### Exercise details:
Drop the pictures, then extract the listing word for word.

:: Exercise inputs ::

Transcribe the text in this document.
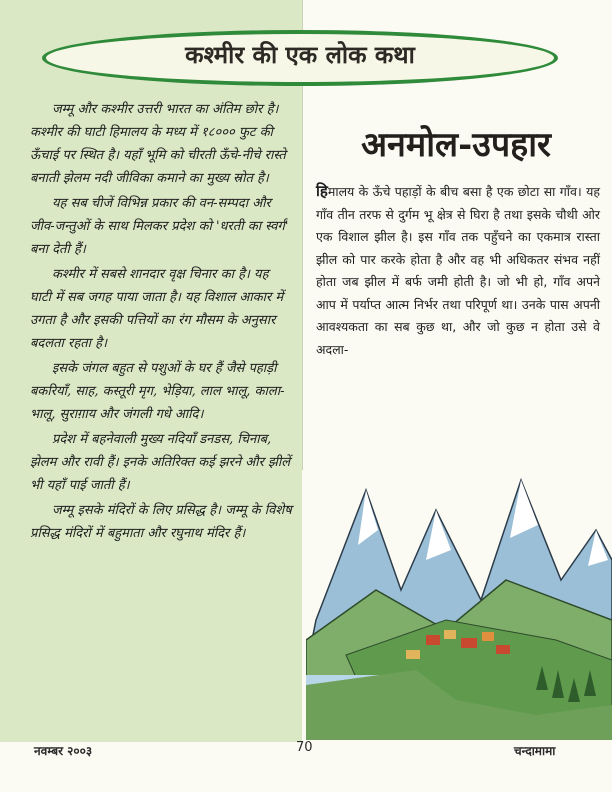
कश्मीर की एक लोक कथा

जम्मू और कश्मीर उत्तरी भारत का अंतिम छोर है। कश्मीर की घाटी हिमालय के मध्य में १८००० फुट की ऊँचाई पर स्थित है। यहाँ भूमि को चीरती ऊँचे-नीचे रास्ते बनाती झेलम नदी जीविका कमाने का मुख्य स्रोत है।

यह सब चीजें विभिन्न प्रकार की वन-सम्पदा और जीव-जन्तुओं के साथ मिलकर प्रदेश को 'धरती का स्वर्ग' बना देती हैं।

कश्मीर में सबसे शानदार वृक्ष चिनार का है। यह घाटी में सब जगह पाया जाता है। यह विशाल आकार में उगता है और इसकी पत्तियों का रंग मौसम के अनुसार बदलता रहता है।

इसके जंगल बहुत से पशुओं के घर हैं जैसे पहाड़ी बकरियाँ, साह, कस्तूरी मृग, भेड़िया, लाल भालू, काला-भालू, सुराग़ाय और जंगली गधे आदि।

प्रदेश में बहनेवाली मुख्य नदियाँ डनडस, चिनाब, झेलम और रावी हैं। इनके अतिरिक्त कई झरने और झीलें भी यहाँ पाई जाती हैं।

जम्मू इसके मंदिरों के लिए प्रसिद्ध है। जम्मू के विशेष प्रसिद्ध मंदिरों में बहुमाता और रघुनाथ मंदिर हैं।

अनमोल-उपहार
हिमालय के ऊँचे पहाड़ों के बीच बसा है एक छोटा सा गाँव। यह गाँव तीन तरफ से दुर्गम भू क्षेत्र से घिरा है तथा इसके चौथी ओर एक विशाल झील है। इस गाँव तक पहुँचने का एकमात्र रास्ता झील को पार करके होता है और वह भी अधिकतर संभव नहीं होता जब झील में बर्फ जमी होती है। जो भी हो, गाँव अपने आप में पर्याप्त आत्म निर्भर तथा परिपूर्ण था। उनके पास अपनी आवश्यकता का सब कुछ था, और जो कुछ न होता उसे वे अदला-
नवम्बर २००३	70	चन्दामामा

:::

### The answer:
Transcribe the text in this document.
कश्मीर की एक लोक कथा

जम्मू और कश्मीर उत्तरी भारत का अंतिम छोर है। कश्मीर की घाटी हिमालय के मध्य में १८००० फुट की ऊँचाई पर स्थित है। यहाँ भूमि को चीरती ऊँचे-नीचे रास्ते बनाती झेलम नदी जीविका कमाने का मुख्य स्रोत है।

यह सब चीजें विभिन्न प्रकार की वन-सम्पदा और जीव-जन्तुओं के साथ मिलकर प्रदेश को 'धरती का स्वर्ग' बना देती हैं।

कश्मीर में सबसे शानदार वृक्ष चिनार का है। यह घाटी में सब जगह पाया जाता है। यह विशाल आकार में उगता है और इसकी पत्तियों का रंग मौसम के अनुसार बदलता रहता है।

इसके जंगल बहुत से पशुओं के घर हैं जैसे पहाड़ी बकरियाँ, साह, कस्तूरी मृग, भेड़िया, लाल भालू, काला-भालू, सुराग़ाय और जंगली गधे आदि।

प्रदेश में बहनेवाली मुख्य नदियाँ डनडस, चिनाब, झेलम और रावी हैं। इनके अतिरिक्त कई झरने और झीलें भी यहाँ पाई जाती हैं।

जम्मू इसके मंदिरों के लिए प्रसिद्ध है। जम्मू के विशेष प्रसिद्ध मंदिरों में बहुमाता और रघुनाथ मंदिर हैं।

अनमोल-उपहार
हिमालय के ऊँचे पहाड़ों के बीच बसा है एक छोटा सा गाँव। यह गाँव तीन तरफ से दुर्गम भू क्षेत्र से घिरा है तथा इसके चौथी ओर एक विशाल झील है। इस गाँव तक पहुँचने का एकमात्र रास्ता झील को पार करके होता है और वह भी अधिकतर संभव नहीं होता जब झील में बर्फ जमी होती है। जो भी हो, गाँव अपने आप में पर्याप्त आत्म निर्भर तथा परिपूर्ण था। उनके पास अपनी आवश्यकता का सब कुछ था, और जो कुछ न होता उसे वे अदला-
नवम्बर २००३	70	चन्दामामा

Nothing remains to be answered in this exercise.